[EXERCISE PROMPT]: It is required that all of the data be written out exactly.
[Begin RECORDS SUPPLIED]
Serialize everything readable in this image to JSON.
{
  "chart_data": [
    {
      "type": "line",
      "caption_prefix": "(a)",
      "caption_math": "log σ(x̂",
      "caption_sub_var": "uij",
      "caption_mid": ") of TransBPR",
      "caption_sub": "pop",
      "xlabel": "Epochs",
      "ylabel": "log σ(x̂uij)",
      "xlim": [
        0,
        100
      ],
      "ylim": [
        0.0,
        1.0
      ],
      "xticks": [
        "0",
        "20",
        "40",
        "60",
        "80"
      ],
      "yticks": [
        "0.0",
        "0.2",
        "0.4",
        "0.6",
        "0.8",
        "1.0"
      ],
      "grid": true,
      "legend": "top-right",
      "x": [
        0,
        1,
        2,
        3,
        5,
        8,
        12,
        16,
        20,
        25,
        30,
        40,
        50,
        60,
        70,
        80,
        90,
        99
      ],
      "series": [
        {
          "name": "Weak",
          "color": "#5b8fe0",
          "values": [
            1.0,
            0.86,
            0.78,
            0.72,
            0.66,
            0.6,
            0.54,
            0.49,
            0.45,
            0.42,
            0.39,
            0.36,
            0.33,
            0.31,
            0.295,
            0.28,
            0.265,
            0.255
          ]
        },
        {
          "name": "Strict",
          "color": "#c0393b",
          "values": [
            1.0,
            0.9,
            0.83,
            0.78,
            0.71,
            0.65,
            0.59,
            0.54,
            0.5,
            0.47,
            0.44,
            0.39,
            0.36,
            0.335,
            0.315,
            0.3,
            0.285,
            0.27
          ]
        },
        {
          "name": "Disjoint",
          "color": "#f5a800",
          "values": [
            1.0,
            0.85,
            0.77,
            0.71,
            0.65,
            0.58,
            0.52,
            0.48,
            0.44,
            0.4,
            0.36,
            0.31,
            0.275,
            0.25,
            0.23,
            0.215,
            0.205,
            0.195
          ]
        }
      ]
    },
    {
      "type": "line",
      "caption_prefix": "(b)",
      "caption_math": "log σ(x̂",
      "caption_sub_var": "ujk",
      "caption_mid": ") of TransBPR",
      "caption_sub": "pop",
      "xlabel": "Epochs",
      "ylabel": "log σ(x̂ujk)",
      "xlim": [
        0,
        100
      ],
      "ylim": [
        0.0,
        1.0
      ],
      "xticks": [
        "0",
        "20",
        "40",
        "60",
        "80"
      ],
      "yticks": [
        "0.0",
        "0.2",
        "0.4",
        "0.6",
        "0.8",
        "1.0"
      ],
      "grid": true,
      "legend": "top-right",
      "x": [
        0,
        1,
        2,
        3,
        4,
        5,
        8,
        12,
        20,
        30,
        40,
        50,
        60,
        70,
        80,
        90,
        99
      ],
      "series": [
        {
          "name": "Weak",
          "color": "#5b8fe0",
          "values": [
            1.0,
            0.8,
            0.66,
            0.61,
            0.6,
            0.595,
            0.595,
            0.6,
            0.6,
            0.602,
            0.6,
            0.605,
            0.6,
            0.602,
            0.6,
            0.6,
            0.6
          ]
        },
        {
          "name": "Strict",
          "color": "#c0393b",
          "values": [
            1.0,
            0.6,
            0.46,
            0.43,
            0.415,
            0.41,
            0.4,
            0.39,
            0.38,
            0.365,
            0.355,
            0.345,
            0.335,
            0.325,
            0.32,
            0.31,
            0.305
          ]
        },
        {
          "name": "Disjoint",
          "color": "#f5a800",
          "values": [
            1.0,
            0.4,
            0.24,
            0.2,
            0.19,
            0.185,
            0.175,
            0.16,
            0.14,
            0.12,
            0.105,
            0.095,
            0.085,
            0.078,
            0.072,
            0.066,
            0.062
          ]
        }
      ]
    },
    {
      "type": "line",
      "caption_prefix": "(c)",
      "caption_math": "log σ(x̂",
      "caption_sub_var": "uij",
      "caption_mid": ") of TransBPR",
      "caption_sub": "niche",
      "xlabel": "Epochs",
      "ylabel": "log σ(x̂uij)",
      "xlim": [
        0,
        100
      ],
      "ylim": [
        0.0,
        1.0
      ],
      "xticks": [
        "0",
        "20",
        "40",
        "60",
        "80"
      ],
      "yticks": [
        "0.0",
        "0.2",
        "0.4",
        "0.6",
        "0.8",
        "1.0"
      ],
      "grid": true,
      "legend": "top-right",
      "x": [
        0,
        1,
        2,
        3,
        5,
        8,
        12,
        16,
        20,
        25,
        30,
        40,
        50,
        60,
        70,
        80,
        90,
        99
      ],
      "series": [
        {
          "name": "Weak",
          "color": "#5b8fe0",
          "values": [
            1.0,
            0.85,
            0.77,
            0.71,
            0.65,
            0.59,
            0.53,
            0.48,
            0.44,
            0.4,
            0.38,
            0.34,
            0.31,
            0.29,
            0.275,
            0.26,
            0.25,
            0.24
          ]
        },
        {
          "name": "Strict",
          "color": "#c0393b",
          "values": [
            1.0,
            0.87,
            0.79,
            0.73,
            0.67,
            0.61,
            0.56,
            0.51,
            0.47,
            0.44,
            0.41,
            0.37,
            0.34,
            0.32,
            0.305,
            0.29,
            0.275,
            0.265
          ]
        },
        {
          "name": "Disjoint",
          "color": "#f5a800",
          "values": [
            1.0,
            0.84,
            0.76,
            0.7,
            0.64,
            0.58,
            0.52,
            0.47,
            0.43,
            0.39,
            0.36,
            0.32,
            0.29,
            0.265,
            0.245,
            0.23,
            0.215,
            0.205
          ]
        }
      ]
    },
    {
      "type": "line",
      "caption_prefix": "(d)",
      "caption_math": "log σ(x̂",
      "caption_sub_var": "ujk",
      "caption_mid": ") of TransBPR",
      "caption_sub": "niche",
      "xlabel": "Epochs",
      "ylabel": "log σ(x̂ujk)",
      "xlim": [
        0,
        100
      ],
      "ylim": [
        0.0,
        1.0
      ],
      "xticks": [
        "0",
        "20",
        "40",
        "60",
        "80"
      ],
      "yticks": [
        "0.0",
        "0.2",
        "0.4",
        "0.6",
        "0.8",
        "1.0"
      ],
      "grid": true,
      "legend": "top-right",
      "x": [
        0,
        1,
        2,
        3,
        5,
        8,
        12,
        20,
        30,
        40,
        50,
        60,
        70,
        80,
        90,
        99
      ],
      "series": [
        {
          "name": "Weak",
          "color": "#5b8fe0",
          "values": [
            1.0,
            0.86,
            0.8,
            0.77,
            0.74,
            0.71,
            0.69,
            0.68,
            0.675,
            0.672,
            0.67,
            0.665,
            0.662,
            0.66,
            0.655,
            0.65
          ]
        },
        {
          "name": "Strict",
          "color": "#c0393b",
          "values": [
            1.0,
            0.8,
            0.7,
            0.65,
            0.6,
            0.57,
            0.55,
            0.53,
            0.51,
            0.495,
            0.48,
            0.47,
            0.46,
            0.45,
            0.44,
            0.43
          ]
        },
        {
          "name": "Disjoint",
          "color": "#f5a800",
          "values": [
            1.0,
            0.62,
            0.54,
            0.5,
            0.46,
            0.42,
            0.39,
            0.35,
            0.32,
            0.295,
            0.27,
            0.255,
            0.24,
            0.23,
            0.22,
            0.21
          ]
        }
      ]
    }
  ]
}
[End RECORDS SUPPLIED]
[RESULT OF THE TASK]:
Serialize everything readable in this image to JSON.
{
  "chart_data": [
    {
      "type": "line",
      "caption_prefix": "(a)",
      "caption_math": "log σ(x̂",
      "caption_sub_var": "uij",
      "caption_mid": ") of TransBPR",
      "caption_sub": "pop",
      "xlabel": "Epochs",
      "ylabel": "log σ(x̂uij)",
      "xlim": [
        0,
        100
      ],
      "ylim": [
        0.0,
        1.0
      ],
      "xticks": [
        "0",
        "20",
        "40",
        "60",
        "80"
      ],
      "yticks": [
        "0.0",
        "0.2",
        "0.4",
        "0.6",
        "0.8",
        "1.0"
      ],
      "grid": true,
      "legend": "top-right",
      "x": [
        0,
        1,
        2,
        3,
        5,
        8,
        12,
        16,
        20,
        25,
        30,
        40,
        50,
        60,
        70,
        80,
        90,
        99
      ],
      "series": [
        {
          "name": "Weak",
          "color": "#5b8fe0",
          "values": [
            1.0,
            0.86,
            0.78,
            0.72,
            0.66,
            0.6,
            0.54,
            0.49,
            0.45,
            0.42,
            0.39,
            0.36,
            0.33,
            0.31,
            0.295,
            0.28,
            0.265,
            0.255
          ]
        },
        {
          "name": "Strict",
          "color": "#c0393b",
          "values": [
            1.0,
            0.9,
            0.83,
            0.78,
            0.71,
            0.65,
            0.59,
            0.54,
            0.5,
            0.47,
            0.44,
            0.39,
            0.36,
            0.335,
            0.315,
            0.3,
            0.285,
            0.27
          ]
        },
        {
          "name": "Disjoint",
          "color": "#f5a800",
          "values": [
            1.0,
            0.85,
            0.77,
            0.71,
            0.65,
            0.58,
            0.52,
            0.48,
            0.44,
            0.4,
            0.36,
            0.31,
            0.275,
            0.25,
            0.23,
            0.215,
            0.205,
            0.195
          ]
        }
      ]
    },
    {
      "type": "line",
      "caption_prefix": "(b)",
      "caption_math": "log σ(x̂",
      "caption_sub_var": "ujk",
      "caption_mid": ") of TransBPR",
      "caption_sub": "pop",
      "xlabel": "Epochs",
      "ylabel": "log σ(x̂ujk)",
      "xlim": [
        0,
        100
      ],
      "ylim": [
        0.0,
        1.0
      ],
      "xticks": [
        "0",
        "20",
        "40",
        "60",
        "80"
      ],
      "yticks": [
        "0.0",
        "0.2",
        "0.4",
        "0.6",
        "0.8",
        "1.0"
      ],
      "grid": true,
      "legend": "top-right",
      "x": [
        0,
        1,
        2,
        3,
        4,
        5,
        8,
        12,
        20,
        30,
        40,
        50,
        60,
        70,
        80,
        90,
        99
      ],
      "series": [
        {
          "name": "Weak",
          "color": "#5b8fe0",
          "values": [
            1.0,
            0.8,
            0.66,
            0.61,
            0.6,
            0.595,
            0.595,
            0.6,
            0.6,
            0.602,
            0.6,
            0.605,
            0.6,
            0.602,
            0.6,
            0.6,
            0.6
          ]
        },
        {
          "name": "Strict",
          "color": "#c0393b",
          "values": [
            1.0,
            0.6,
            0.46,
            0.43,
            0.415,
            0.41,
            0.4,
            0.39,
            0.38,
            0.365,
            0.355,
            0.345,
            0.335,
            0.325,
            0.32,
            0.31,
            0.305
          ]
        },
        {
          "name": "Disjoint",
          "color": "#f5a800",
          "values": [
            1.0,
            0.4,
            0.24,
            0.2,
            0.19,
            0.185,
            0.175,
            0.16,
            0.14,
            0.12,
            0.105,
            0.095,
            0.085,
            0.078,
            0.072,
            0.066,
            0.062
          ]
        }
      ]
    },
    {
      "type": "line",
      "caption_prefix": "(c)",
      "caption_math": "log σ(x̂",
      "caption_sub_var": "uij",
      "caption_mid": ") of TransBPR",
      "caption_sub": "niche",
      "xlabel": "Epochs",
      "ylabel": "log σ(x̂uij)",
      "xlim": [
        0,
        100
      ],
      "ylim": [
        0.0,
        1.0
      ],
      "xticks": [
        "0",
        "20",
        "40",
        "60",
        "80"
      ],
      "yticks": [
        "0.0",
        "0.2",
        "0.4",
        "0.6",
        "0.8",
        "1.0"
      ],
      "grid": true,
      "legend": "top-right",
      "x": [
        0,
        1,
        2,
        3,
        5,
        8,
        12,
        16,
        20,
        25,
        30,
        40,
        50,
        60,
        70,
        80,
        90,
        99
      ],
      "series": [
        {
          "name": "Weak",
          "color": "#5b8fe0",
          "values": [
            1.0,
            0.85,
            0.77,
            0.71,
            0.65,
            0.59,
            0.53,
            0.48,
            0.44,
            0.4,
            0.38,
            0.34,
            0.31,
            0.29,
            0.275,
            0.26,
            0.25,
            0.24
          ]
        },
        {
          "name": "Strict",
          "color": "#c0393b",
          "values": [
            1.0,
            0.87,
            0.79,
            0.73,
            0.67,
            0.61,
            0.56,
            0.51,
            0.47,
            0.44,
            0.41,
            0.37,
            0.34,
            0.32,
            0.305,
            0.29,
            0.275,
            0.265
          ]
        },
        {
          "name": "Disjoint",
          "color": "#f5a800",
          "values": [
            1.0,
            0.84,
            0.76,
            0.7,
            0.64,
            0.58,
            0.52,
            0.47,
            0.43,
            0.39,
            0.36,
            0.32,
            0.29,
            0.265,
            0.245,
            0.23,
            0.215,
            0.205
          ]
        }
      ]
    },
    {
      "type": "line",
      "caption_prefix": "(d)",
      "caption_math": "log σ(x̂",
      "caption_sub_var": "ujk",
      "caption_mid": ") of TransBPR",
      "caption_sub": "niche",
      "xlabel": "Epochs",
      "ylabel": "log σ(x̂ujk)",
      "xlim": [
        0,
        100
      ],
      "ylim": [
        0.0,
        1.0
      ],
      "xticks": [
        "0",
        "20",
        "40",
        "60",
        "80"
      ],
      "yticks": [
        "0.0",
        "0.2",
        "0.4",
        "0.6",
        "0.8",
        "1.0"
      ],
      "grid": true,
      "legend": "top-right",
      "x": [
        0,
        1,
        2,
        3,
        5,
        8,
        12,
        20,
        30,
        40,
        50,
        60,
        70,
        80,
        90,
        99
      ],
      "series": [
        {
          "name": "Weak",
          "color": "#5b8fe0",
          "values": [
            1.0,
            0.86,
            0.8,
            0.77,
            0.74,
            0.71,
            0.69,
            0.68,
            0.675,
            0.672,
            0.67,
            0.665,
            0.662,
            0.66,
            0.655,
            0.65
          ]
        },
        {
          "name": "Strict",
          "color": "#c0393b",
          "values": [
            1.0,
            0.8,
            0.7,
            0.65,
            0.6,
            0.57,
            0.55,
            0.53,
            0.51,
            0.495,
            0.48,
            0.47,
            0.46,
            0.45,
            0.44,
            0.43
          ]
        },
        {
          "name": "Disjoint",
          "color": "#f5a800",
          "values": [
            1.0,
            0.62,
            0.54,
            0.5,
            0.46,
            0.42,
            0.39,
            0.35,
            0.32,
            0.295,
            0.27,
            0.255,
            0.24,
            0.23,
            0.22,
            0.21
          ]
        }
      ]
    }
  ]
}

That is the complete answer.